(Chart and figure data)

☆ ☆ ☆ ☆

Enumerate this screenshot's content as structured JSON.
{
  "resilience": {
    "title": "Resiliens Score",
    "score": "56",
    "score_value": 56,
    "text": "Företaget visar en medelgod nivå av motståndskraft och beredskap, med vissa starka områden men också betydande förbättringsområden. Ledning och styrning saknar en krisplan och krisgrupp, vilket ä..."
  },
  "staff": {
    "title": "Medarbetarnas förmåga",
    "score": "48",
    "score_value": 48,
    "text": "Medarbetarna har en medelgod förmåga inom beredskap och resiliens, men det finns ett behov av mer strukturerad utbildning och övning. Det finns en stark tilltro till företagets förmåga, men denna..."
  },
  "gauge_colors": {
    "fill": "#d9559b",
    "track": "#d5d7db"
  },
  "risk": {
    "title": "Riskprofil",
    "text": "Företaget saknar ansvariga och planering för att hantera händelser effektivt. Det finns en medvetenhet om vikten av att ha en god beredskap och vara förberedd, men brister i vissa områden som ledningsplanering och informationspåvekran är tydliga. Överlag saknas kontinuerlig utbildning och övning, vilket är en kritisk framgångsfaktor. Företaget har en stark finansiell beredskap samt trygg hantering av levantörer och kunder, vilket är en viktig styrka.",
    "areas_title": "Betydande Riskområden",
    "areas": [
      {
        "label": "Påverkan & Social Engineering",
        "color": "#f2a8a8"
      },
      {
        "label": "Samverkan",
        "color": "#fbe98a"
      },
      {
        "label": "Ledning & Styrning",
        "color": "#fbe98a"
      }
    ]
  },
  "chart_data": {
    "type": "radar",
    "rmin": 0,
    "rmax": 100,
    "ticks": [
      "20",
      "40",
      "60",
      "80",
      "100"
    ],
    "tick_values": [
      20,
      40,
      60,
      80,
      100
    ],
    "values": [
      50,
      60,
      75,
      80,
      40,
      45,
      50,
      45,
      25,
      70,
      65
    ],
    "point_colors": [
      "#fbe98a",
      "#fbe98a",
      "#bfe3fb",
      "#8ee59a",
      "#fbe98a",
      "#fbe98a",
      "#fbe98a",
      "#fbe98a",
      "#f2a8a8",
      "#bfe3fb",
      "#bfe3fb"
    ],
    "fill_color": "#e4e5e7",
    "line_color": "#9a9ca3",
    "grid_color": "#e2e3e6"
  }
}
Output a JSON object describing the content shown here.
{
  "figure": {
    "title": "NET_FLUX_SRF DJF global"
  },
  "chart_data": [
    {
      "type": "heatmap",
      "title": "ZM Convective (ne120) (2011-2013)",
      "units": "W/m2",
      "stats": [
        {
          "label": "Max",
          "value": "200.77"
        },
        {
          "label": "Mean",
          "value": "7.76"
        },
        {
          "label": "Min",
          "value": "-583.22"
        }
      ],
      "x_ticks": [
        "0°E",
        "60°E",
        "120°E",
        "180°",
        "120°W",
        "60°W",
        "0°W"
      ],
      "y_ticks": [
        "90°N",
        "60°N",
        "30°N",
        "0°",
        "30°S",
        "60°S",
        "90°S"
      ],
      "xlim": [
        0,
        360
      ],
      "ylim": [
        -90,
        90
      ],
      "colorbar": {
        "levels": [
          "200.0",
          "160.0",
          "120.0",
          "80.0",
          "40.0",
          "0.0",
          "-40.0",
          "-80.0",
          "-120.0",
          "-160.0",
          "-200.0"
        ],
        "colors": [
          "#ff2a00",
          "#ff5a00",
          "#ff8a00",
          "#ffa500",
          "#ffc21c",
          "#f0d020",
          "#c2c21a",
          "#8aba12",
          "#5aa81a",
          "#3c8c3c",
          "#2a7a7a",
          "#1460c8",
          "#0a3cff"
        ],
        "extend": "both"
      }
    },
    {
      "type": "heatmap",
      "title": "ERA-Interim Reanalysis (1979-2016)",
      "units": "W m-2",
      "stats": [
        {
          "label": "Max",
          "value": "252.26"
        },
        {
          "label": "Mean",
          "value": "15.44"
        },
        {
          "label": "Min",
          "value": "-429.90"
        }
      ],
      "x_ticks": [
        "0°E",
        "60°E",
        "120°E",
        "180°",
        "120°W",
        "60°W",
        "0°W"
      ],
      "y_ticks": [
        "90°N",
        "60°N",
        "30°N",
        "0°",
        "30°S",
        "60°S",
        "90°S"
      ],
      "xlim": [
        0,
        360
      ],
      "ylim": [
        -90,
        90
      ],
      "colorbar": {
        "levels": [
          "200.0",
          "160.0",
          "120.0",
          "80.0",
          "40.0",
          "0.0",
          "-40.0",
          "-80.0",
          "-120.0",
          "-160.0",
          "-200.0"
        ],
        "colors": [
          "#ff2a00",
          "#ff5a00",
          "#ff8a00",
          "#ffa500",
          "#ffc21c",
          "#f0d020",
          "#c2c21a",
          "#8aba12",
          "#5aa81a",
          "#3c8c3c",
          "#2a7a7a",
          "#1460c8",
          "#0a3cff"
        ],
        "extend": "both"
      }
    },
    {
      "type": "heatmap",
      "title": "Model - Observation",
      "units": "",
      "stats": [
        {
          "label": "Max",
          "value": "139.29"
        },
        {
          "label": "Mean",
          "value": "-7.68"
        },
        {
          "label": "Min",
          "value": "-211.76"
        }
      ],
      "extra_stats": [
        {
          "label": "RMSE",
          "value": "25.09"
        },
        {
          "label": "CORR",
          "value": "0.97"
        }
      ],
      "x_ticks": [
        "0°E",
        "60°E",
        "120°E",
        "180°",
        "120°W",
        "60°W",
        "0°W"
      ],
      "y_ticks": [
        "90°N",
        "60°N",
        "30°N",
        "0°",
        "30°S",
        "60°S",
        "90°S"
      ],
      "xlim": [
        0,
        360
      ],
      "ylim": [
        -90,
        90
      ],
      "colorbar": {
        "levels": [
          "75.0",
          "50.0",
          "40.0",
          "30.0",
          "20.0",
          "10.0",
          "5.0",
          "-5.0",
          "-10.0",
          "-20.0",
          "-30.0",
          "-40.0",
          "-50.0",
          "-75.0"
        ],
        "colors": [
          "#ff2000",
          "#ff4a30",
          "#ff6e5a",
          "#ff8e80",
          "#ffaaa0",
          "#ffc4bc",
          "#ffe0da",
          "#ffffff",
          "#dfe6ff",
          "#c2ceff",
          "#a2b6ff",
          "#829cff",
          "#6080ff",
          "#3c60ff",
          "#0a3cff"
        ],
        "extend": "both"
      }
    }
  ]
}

☆ ☆ ☆ ☆

- _What the exercise asks_:
From the entries, report each line that includes the word "vilket".

- _Exercise answer_:
    "text": "Företaget visar en medelgod nivå av motståndskraft och beredskap, med vissa starka områden men också betydande förbättringsområden. Ledning och styrning saknar en krisplan och krisgrupp, vilket ä..."
    "text": "Företaget saknar ansvariga och planering för att hantera händelser effektivt. Det finns en medvetenhet om vikten av att ha en god beredskap och vara förberedd, men brister i vissa områden som ledningsplanering och informationspåvekran är tydliga. Överlag saknas kontinuerlig utbildning och övning, vilket är en kritisk framgångsfaktor. Företaget har en stark finansiell beredskap samt trygg hantering av levantörer och kunder, vilket är en viktig styrka.",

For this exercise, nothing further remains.